### Aim of the task
Copy everything in the data below exactly except the pictures.

========

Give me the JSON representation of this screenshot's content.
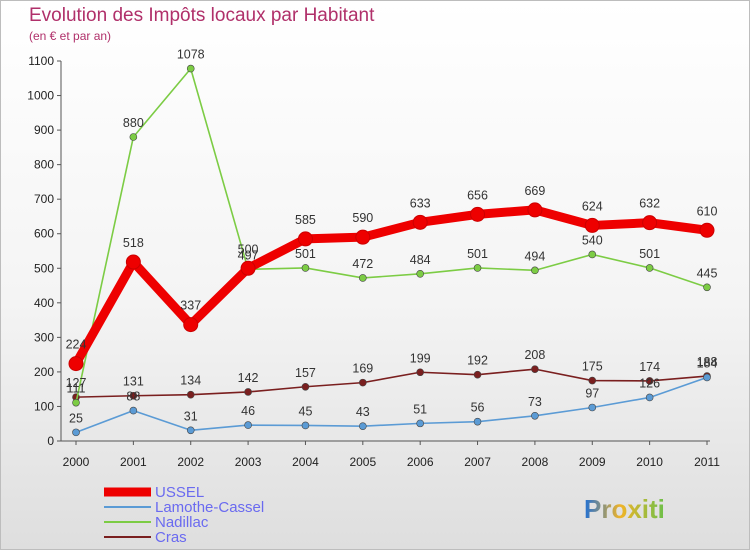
{
  "title": "Evolution des Impôts locaux par Habitant",
  "subtitle": "(en € et par an)",
  "logo_text": "Proxiti",
  "chart_data": {
    "type": "line",
    "title": "Evolution des Impôts locaux par Habitant",
    "subtitle": "(en € et par an)",
    "x": [
      "2000",
      "2001",
      "2002",
      "2003",
      "2004",
      "2005",
      "2006",
      "2007",
      "2008",
      "2009",
      "2010",
      "2011"
    ],
    "ylim": [
      0,
      1100
    ],
    "yticks": [
      0,
      100,
      200,
      300,
      400,
      500,
      600,
      700,
      800,
      900,
      1000,
      1100
    ],
    "grid": false,
    "legend_position": "bottom-left",
    "series": [
      {
        "name": "USSEL",
        "color": "#ee0000",
        "values": [
          224,
          518,
          337,
          500,
          585,
          590,
          633,
          656,
          669,
          624,
          632,
          610
        ]
      },
      {
        "name": "Lamothe-Cassel",
        "color": "#5b9bd5",
        "values": [
          25,
          88,
          31,
          46,
          45,
          43,
          51,
          56,
          73,
          97,
          126,
          184
        ]
      },
      {
        "name": "Nadillac",
        "color": "#7ccc44",
        "values": [
          111,
          880,
          1078,
          497,
          501,
          472,
          484,
          501,
          494,
          540,
          501,
          445
        ]
      },
      {
        "name": "Cras",
        "color": "#7a1f1f",
        "values": [
          127,
          131,
          134,
          142,
          157,
          169,
          199,
          192,
          208,
          175,
          174,
          188
        ]
      }
    ]
  }
}
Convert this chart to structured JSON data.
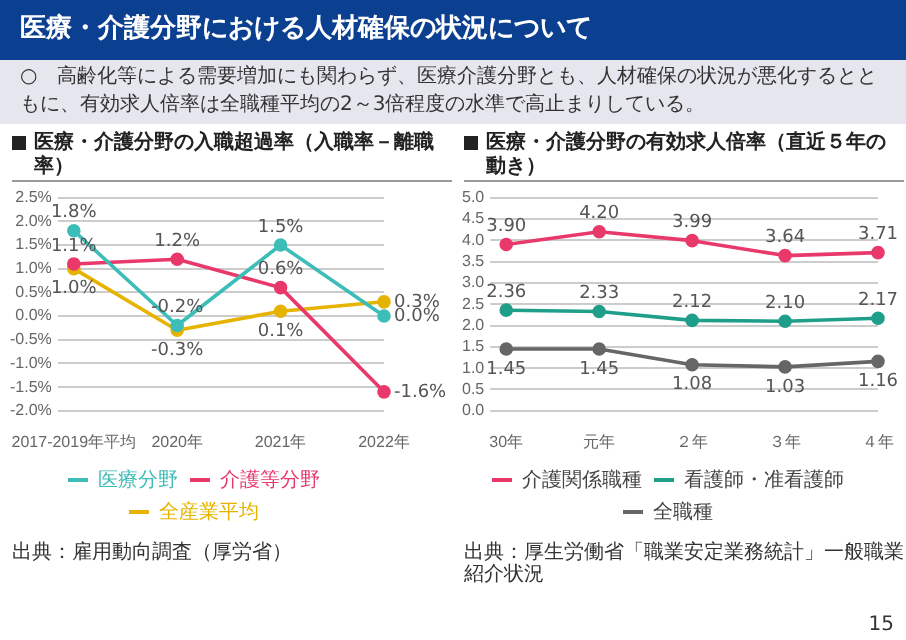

========

### Output for this task
Give me the JSON representation of this screenshot's content.
{
  "title": "Evolution des Impôts locaux par Habitant",
  "subtitle": "(en € et par an)",
  "logo_text": "Proxiti",
  "chart_data": {
    "type": "line",
    "title": "Evolution des Impôts locaux par Habitant",
    "subtitle": "(en € et par an)",
    "x": [
      "2000",
      "2001",
      "2002",
      "2003",
      "2004",
      "2005",
      "2006",
      "2007",
      "2008",
      "2009",
      "2010",
      "2011"
    ],
    "ylim": [
      0,
      1100
    ],
    "yticks": [
      0,
      100,
      200,
      300,
      400,
      500,
      600,
      700,
      800,
      900,
      1000,
      1100
    ],
    "grid": false,
    "legend_position": "bottom-left",
    "series": [
      {
        "name": "USSEL",
        "color": "#ee0000",
        "values": [
          224,
          518,
          337,
          500,
          585,
          590,
          633,
          656,
          669,
          624,
          632,
          610
        ]
      },
      {
        "name": "Lamothe-Cassel",
        "color": "#5b9bd5",
        "values": [
          25,
          88,
          31,
          46,
          45,
          43,
          51,
          56,
          73,
          97,
          126,
          184
        ]
      },
      {
        "name": "Nadillac",
        "color": "#7ccc44",
        "values": [
          111,
          880,
          1078,
          497,
          501,
          472,
          484,
          501,
          494,
          540,
          501,
          445
        ]
      },
      {
        "name": "Cras",
        "color": "#7a1f1f",
        "values": [
          127,
          131,
          134,
          142,
          157,
          169,
          199,
          192,
          208,
          175,
          174,
          188
        ]
      }
    ]
  }
}
Convert this chart to structured JSON data.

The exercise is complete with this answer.